Written problem> Read the records below and copy each line that contains "短语的结构类型".

+---+

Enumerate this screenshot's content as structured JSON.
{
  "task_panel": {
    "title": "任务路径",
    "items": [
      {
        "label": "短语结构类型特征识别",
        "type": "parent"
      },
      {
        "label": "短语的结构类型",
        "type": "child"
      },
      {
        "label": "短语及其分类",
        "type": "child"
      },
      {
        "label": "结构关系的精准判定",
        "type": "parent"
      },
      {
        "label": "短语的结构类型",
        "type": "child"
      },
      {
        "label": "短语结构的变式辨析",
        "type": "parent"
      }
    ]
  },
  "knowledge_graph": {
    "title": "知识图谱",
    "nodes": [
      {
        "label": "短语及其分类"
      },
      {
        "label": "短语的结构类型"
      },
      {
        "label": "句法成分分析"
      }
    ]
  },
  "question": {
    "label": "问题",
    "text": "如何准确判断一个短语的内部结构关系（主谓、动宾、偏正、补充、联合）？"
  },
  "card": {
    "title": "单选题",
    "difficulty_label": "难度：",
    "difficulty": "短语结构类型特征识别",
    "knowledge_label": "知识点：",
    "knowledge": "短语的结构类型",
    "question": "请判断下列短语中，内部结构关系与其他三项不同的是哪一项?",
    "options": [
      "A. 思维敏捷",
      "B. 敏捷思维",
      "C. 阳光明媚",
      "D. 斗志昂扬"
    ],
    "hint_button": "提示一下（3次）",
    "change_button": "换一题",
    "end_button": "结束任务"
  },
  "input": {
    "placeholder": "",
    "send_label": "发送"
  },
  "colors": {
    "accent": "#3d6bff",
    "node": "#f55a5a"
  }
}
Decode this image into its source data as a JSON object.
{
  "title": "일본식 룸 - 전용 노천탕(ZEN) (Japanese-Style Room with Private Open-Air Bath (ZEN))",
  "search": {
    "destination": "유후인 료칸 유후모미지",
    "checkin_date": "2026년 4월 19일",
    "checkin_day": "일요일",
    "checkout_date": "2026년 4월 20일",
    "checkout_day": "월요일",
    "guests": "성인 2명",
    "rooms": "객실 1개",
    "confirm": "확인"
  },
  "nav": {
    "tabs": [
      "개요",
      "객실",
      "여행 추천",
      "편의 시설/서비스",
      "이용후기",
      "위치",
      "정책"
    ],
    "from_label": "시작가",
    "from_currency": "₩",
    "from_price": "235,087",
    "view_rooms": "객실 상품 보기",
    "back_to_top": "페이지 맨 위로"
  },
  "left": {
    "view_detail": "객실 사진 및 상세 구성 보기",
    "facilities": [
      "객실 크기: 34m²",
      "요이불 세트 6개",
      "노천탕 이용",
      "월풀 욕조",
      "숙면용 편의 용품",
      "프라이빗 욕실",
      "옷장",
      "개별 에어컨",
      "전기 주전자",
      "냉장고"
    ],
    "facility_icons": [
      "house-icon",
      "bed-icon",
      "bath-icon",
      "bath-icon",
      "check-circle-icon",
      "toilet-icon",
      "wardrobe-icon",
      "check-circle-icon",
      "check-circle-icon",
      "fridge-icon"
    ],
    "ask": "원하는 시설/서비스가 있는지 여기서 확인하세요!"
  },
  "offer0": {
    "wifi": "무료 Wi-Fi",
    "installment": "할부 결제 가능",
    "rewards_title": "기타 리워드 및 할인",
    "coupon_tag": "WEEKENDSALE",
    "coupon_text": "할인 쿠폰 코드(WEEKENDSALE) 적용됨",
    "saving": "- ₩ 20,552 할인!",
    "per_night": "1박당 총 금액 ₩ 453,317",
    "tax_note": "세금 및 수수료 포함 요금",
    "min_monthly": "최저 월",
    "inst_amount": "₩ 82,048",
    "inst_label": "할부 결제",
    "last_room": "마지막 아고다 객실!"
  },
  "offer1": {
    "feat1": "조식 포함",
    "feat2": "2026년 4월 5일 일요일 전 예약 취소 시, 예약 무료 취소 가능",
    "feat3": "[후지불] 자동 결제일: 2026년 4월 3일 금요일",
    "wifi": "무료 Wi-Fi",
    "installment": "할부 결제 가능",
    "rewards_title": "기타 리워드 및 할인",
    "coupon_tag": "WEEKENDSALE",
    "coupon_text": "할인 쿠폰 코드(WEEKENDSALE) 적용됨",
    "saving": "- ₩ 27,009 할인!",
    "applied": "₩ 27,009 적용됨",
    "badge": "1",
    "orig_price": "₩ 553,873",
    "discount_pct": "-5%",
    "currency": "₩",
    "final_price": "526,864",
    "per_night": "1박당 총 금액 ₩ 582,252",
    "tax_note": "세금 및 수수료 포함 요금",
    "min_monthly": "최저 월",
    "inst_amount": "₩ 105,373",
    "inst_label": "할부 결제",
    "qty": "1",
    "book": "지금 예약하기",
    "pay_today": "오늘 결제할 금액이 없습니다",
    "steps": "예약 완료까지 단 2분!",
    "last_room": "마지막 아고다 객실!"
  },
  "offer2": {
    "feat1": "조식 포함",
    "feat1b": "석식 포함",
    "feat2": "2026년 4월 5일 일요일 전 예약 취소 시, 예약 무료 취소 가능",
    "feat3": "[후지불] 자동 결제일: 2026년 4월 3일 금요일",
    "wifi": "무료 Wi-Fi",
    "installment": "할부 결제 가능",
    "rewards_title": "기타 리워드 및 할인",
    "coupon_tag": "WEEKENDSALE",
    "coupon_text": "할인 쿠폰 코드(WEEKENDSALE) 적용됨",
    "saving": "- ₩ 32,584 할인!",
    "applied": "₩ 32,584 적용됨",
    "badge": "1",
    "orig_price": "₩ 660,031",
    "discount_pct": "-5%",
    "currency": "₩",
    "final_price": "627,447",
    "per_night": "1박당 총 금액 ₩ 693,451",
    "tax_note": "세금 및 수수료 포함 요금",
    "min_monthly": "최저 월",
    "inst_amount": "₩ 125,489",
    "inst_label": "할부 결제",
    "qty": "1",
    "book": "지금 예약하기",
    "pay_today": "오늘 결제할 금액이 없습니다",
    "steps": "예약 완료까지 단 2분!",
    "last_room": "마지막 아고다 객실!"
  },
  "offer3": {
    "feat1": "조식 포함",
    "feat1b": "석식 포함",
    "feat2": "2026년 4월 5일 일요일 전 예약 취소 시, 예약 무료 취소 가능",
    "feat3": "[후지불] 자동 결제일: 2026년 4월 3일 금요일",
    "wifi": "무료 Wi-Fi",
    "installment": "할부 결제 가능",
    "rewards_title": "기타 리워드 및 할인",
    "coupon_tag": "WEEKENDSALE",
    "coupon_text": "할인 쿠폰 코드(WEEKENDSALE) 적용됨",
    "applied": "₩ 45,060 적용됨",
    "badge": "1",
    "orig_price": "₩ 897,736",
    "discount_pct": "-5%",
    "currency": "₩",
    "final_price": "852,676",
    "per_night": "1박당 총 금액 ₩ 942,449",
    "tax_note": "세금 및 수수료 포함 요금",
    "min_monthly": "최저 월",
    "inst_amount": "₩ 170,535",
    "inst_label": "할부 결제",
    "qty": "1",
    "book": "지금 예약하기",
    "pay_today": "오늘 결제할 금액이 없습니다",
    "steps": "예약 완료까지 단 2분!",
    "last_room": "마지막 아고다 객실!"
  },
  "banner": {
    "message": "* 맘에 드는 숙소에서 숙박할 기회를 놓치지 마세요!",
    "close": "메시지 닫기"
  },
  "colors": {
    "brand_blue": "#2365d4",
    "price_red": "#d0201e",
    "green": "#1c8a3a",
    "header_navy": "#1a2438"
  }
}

+---+

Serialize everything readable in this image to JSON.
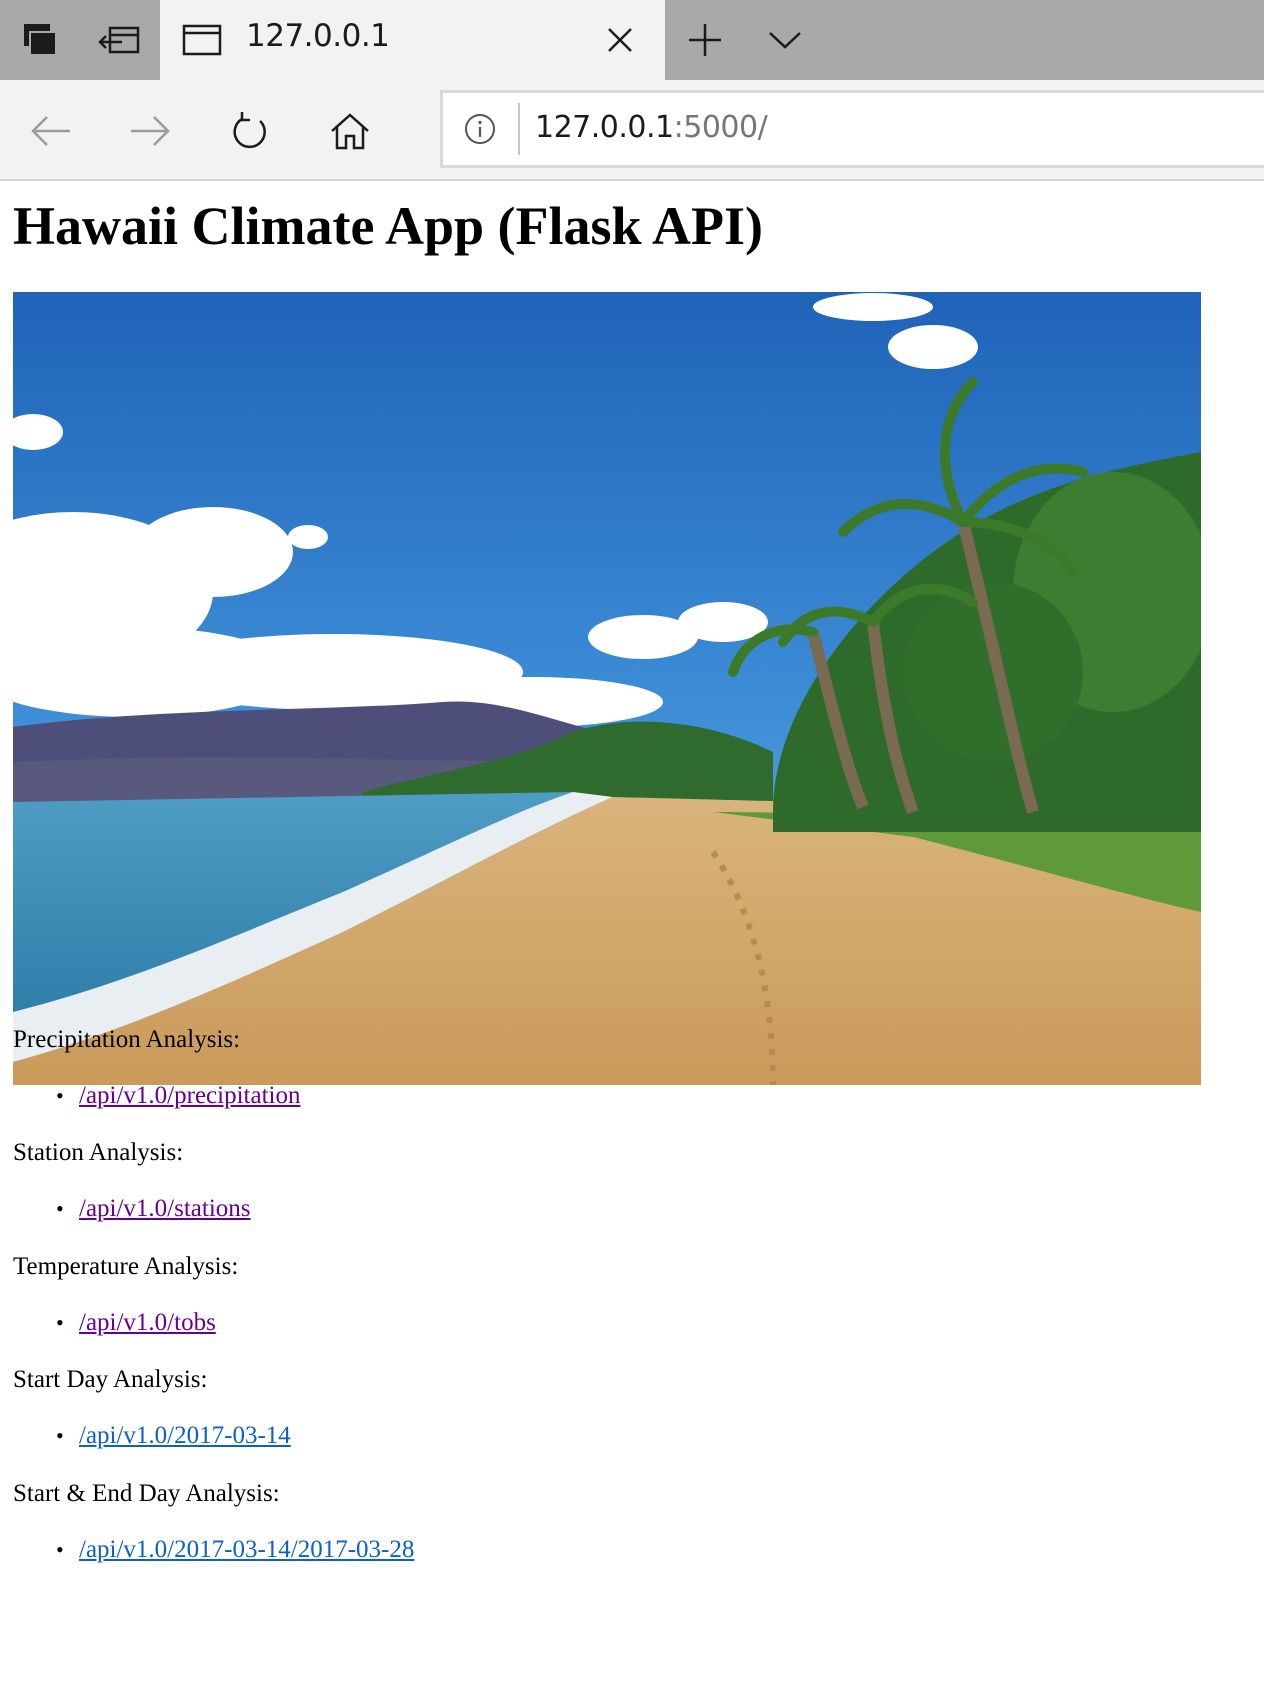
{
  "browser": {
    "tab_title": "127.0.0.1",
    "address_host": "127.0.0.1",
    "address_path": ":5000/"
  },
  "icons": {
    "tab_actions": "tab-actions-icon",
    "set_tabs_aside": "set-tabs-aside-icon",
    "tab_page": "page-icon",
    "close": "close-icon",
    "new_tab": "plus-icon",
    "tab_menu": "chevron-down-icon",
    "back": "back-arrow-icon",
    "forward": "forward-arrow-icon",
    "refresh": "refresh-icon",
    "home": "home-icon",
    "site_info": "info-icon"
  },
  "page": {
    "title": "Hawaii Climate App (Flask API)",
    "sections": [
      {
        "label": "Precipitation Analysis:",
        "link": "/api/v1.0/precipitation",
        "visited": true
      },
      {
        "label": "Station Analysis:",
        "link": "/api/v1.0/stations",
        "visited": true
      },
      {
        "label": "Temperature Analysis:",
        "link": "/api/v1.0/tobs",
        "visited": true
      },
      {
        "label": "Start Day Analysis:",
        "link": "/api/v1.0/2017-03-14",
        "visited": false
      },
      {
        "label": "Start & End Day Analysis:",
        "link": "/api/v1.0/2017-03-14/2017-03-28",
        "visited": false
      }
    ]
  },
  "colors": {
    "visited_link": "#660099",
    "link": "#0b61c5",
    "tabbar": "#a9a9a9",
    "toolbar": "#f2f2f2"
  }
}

+---+

Full solution>
        "label": "短语的结构类型",
        "label": "短语的结构类型",
        "label": "短语的结构类型"
    "knowledge": "短语的结构类型",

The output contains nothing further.